begin EXCERPTED DATA

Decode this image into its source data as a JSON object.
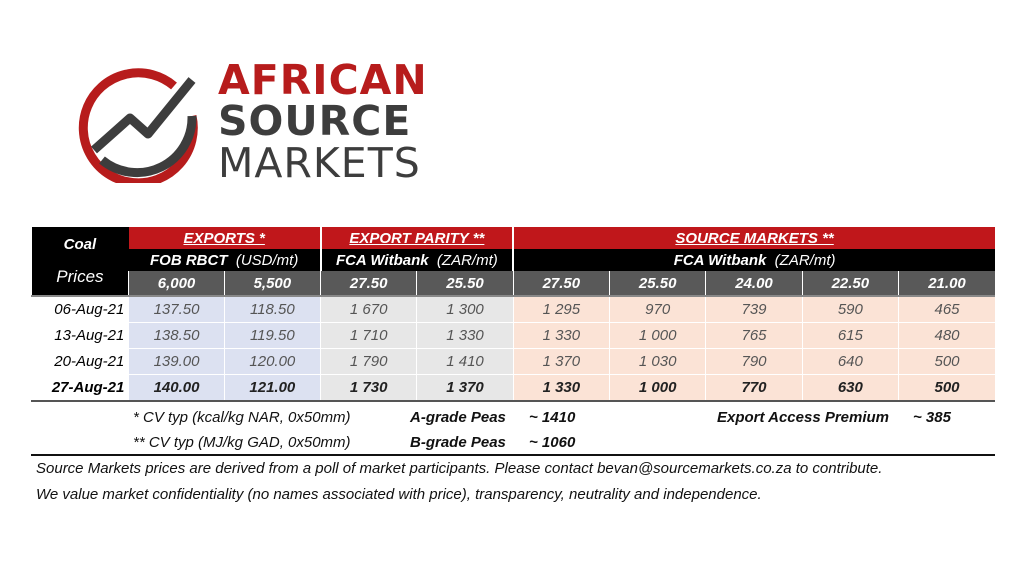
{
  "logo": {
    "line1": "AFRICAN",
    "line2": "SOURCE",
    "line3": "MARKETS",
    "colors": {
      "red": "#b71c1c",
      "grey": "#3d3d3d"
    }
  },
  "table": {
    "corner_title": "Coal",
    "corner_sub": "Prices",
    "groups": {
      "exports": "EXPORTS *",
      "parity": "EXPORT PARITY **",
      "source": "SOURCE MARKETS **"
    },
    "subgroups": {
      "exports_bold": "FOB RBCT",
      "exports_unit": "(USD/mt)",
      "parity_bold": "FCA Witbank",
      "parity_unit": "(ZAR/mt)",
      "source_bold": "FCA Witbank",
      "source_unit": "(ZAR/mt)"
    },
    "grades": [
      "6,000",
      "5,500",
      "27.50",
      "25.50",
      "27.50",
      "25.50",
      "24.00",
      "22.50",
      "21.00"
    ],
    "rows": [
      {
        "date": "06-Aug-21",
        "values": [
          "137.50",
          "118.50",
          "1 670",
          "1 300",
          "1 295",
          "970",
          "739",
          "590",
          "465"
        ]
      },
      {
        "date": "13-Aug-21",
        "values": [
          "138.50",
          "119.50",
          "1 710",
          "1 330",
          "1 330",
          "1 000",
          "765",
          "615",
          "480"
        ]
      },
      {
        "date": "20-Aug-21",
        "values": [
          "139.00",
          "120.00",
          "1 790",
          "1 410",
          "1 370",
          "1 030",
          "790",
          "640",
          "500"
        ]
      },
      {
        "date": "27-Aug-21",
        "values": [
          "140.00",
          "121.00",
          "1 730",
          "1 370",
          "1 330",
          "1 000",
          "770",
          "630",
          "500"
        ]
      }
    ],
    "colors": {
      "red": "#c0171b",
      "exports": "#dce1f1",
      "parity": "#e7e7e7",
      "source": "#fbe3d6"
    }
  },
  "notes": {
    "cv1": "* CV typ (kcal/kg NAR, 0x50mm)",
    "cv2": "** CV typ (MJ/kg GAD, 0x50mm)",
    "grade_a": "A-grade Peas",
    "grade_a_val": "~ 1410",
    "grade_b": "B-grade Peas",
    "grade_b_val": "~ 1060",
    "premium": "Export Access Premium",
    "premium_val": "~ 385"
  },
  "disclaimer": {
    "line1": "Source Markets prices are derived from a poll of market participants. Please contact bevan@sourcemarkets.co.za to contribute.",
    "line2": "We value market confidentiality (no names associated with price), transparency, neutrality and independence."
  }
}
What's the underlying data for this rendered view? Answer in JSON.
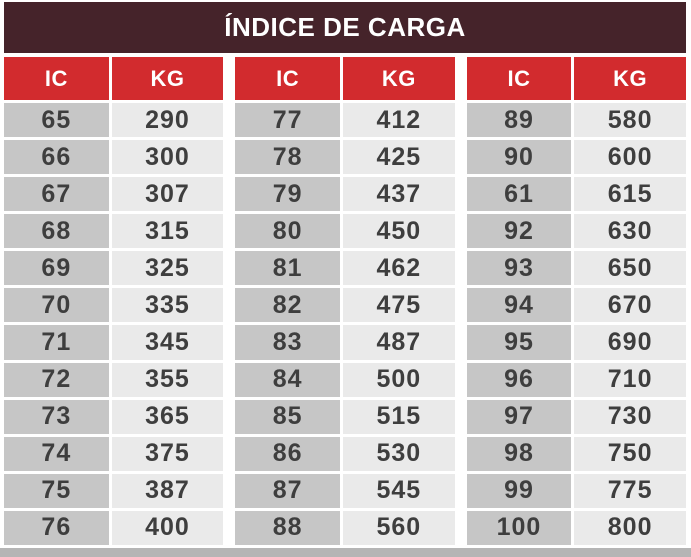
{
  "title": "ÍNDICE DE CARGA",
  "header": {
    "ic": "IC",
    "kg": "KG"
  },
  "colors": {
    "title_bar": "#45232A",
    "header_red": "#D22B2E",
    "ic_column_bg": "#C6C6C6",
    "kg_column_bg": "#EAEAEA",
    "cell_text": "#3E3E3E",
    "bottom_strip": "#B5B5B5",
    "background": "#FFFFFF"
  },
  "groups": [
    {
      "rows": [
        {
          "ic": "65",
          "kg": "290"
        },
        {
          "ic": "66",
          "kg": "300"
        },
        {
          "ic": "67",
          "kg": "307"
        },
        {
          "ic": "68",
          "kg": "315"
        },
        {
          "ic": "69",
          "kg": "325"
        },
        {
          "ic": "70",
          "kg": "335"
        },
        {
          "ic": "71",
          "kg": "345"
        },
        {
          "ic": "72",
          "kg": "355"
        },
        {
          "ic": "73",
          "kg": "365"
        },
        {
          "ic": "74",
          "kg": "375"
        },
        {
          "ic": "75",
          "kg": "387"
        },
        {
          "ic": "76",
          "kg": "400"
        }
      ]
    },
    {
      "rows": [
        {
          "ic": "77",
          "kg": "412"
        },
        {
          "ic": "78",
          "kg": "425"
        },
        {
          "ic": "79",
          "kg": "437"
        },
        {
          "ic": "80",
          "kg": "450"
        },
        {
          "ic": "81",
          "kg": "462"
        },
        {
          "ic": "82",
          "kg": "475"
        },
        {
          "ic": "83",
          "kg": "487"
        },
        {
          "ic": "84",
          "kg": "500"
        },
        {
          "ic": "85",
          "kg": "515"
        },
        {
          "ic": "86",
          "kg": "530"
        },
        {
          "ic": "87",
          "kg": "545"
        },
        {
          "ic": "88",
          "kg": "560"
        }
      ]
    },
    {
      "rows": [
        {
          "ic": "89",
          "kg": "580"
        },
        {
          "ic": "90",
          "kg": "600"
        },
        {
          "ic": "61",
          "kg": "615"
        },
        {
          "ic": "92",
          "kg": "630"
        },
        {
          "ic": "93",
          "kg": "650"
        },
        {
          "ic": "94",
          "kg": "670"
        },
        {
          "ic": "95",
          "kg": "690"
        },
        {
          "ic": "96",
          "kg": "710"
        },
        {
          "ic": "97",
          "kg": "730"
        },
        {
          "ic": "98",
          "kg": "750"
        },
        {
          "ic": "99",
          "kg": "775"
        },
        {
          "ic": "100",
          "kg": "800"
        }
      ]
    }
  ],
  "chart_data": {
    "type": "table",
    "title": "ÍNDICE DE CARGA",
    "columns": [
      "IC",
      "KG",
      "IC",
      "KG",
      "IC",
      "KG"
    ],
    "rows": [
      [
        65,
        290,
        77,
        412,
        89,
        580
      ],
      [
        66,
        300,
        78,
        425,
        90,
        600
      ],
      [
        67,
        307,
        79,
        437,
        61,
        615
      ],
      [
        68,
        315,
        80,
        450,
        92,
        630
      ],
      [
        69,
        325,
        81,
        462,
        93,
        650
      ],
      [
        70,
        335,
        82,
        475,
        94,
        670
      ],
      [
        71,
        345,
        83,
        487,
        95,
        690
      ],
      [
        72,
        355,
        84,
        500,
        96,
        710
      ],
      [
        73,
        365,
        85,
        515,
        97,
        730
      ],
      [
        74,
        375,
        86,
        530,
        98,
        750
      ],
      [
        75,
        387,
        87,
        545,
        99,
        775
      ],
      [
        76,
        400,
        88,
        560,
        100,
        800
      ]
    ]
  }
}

end EXCERPTED DATA

**INSTRUCTIONS TO FOLLOW**
From the data, list each line in which the string "date" appears.

**IN RESPONSE**
        "date": "06-Aug-21",
        "date": "13-Aug-21",
        "date": "20-Aug-21",
        "date": "27-Aug-21",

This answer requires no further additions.